Provided data:
---
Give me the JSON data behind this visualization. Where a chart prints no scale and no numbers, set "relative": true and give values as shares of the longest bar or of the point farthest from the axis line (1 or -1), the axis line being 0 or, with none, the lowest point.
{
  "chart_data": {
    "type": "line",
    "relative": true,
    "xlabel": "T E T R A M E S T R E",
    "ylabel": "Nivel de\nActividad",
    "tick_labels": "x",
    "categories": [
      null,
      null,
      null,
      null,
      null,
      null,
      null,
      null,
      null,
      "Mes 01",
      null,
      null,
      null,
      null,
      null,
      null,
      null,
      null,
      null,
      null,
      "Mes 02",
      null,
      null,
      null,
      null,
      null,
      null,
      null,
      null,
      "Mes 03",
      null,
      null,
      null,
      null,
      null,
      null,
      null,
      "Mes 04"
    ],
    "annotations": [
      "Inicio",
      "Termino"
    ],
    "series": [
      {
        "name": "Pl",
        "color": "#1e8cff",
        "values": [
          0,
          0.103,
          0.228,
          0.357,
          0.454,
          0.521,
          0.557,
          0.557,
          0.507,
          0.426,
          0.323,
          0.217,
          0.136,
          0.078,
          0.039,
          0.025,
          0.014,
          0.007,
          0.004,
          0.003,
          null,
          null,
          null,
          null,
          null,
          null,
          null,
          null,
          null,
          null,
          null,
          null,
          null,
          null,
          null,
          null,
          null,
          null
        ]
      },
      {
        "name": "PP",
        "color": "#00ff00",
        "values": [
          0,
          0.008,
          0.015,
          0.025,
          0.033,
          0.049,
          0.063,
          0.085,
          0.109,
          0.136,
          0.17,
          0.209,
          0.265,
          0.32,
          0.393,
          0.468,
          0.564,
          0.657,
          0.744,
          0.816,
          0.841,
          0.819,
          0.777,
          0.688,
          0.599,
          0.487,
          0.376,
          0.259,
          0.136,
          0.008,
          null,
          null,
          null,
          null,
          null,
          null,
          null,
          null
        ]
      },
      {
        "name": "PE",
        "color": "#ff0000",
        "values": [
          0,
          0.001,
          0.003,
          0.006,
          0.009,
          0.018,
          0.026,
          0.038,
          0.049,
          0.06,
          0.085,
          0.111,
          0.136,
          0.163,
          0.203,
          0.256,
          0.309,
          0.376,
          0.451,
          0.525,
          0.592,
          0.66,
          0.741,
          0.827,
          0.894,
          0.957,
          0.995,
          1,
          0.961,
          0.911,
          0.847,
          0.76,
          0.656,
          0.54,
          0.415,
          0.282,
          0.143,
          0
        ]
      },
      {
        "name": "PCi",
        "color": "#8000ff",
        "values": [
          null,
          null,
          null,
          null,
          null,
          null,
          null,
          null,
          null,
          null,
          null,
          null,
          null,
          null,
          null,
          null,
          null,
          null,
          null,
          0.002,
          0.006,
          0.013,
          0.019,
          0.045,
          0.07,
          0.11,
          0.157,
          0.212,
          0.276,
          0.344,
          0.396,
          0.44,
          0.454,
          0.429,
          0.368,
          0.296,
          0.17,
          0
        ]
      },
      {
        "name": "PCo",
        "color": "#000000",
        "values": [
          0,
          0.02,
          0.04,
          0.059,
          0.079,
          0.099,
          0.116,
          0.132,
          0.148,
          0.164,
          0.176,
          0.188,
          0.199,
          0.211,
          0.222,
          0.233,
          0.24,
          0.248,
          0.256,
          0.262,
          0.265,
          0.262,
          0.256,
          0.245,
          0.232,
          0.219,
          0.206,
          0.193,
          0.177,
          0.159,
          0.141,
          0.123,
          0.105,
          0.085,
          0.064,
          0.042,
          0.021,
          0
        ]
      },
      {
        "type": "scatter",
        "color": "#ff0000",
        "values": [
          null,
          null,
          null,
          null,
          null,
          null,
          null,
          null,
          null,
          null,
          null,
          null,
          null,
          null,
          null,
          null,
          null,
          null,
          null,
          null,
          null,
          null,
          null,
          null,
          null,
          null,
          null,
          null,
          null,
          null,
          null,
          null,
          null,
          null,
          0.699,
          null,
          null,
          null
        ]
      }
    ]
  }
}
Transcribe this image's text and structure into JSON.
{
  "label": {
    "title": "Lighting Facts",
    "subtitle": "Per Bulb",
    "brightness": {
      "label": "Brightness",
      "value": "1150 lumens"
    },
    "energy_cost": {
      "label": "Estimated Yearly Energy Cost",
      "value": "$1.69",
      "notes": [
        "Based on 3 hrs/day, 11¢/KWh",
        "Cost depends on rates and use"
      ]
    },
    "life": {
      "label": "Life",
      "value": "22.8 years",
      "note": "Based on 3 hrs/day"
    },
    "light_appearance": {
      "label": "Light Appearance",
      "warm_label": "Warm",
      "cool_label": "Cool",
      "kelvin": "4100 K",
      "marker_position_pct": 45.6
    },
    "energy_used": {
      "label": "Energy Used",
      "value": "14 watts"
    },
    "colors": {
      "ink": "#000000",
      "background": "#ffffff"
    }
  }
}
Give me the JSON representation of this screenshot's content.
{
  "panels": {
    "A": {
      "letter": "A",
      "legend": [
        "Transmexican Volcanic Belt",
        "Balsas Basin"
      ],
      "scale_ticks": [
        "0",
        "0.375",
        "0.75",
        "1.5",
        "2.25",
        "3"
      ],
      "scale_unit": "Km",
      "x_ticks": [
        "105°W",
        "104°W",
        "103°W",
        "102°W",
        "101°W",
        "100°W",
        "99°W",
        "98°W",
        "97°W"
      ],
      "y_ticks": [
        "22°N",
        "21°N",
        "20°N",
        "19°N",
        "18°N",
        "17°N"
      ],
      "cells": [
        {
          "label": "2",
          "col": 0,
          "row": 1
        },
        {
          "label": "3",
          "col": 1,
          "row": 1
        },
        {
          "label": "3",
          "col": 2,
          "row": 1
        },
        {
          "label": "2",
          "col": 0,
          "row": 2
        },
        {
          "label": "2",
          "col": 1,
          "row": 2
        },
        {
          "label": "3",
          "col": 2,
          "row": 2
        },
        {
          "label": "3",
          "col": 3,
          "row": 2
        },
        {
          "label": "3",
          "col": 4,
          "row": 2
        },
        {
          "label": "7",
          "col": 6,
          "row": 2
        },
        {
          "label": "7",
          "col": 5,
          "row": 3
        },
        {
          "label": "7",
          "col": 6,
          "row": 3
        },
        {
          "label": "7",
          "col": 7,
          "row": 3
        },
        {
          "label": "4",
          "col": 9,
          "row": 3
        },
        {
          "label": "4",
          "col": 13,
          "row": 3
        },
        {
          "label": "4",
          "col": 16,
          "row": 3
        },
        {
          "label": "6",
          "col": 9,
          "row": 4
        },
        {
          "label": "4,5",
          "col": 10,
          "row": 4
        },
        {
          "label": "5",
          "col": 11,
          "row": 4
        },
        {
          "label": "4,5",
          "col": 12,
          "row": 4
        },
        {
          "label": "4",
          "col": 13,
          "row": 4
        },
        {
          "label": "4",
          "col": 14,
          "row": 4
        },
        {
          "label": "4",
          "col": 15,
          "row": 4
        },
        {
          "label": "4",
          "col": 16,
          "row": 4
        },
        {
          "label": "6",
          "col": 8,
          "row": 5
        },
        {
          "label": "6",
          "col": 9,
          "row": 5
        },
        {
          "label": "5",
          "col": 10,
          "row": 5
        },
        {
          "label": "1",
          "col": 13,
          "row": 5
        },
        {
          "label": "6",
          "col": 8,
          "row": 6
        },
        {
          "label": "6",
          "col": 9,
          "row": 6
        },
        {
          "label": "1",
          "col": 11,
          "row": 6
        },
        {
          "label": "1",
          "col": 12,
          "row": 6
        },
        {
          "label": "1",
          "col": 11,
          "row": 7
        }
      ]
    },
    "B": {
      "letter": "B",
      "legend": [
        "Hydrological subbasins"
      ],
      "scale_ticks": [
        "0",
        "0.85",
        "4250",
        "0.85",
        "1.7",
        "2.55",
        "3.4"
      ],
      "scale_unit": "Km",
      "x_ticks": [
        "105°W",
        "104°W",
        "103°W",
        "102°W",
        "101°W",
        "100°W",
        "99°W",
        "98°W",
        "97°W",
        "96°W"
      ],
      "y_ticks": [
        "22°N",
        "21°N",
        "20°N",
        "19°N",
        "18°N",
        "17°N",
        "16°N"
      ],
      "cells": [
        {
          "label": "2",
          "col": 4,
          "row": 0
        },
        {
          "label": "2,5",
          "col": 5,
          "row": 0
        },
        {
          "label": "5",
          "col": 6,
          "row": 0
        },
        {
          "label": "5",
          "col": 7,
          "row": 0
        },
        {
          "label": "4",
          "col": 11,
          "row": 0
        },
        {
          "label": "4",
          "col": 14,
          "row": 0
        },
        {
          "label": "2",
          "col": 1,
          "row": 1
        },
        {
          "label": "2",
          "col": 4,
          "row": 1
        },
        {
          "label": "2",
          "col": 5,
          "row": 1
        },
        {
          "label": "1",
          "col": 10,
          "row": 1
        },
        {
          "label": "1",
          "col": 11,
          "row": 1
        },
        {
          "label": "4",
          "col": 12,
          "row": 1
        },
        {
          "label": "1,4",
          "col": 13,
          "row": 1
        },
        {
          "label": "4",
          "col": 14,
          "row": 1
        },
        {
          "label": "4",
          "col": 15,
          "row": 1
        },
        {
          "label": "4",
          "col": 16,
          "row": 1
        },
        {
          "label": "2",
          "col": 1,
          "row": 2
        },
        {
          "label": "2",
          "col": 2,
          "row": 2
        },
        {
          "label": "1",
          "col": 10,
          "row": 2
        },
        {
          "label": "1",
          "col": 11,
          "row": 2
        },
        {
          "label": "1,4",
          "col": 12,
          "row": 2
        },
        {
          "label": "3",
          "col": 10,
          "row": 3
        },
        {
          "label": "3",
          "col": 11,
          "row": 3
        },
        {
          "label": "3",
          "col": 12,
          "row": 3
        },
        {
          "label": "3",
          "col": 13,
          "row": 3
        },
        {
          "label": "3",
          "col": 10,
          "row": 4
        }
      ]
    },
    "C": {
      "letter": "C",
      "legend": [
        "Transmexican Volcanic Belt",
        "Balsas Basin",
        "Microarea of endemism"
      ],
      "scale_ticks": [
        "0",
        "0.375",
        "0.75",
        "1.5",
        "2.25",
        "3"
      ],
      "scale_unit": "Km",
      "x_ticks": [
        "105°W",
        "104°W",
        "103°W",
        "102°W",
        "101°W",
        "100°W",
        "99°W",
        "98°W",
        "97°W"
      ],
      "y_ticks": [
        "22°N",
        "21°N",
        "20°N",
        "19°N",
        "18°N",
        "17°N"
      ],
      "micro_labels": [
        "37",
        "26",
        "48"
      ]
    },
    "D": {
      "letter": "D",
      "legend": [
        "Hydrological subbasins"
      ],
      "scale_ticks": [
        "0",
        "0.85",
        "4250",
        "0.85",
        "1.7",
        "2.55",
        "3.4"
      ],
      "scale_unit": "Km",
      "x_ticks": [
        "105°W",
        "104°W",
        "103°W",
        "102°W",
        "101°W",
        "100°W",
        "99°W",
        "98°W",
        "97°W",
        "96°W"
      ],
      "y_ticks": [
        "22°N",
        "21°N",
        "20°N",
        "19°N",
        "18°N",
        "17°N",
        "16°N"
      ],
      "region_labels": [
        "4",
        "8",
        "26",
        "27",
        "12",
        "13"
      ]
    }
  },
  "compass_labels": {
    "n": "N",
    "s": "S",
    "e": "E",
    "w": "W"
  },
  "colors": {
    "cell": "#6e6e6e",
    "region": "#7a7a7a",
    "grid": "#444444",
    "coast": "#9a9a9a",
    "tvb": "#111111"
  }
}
---
Problem:
What is the number of lines in the records above that include the word "this"? Reply with that number and nothing more.

Complete output:
3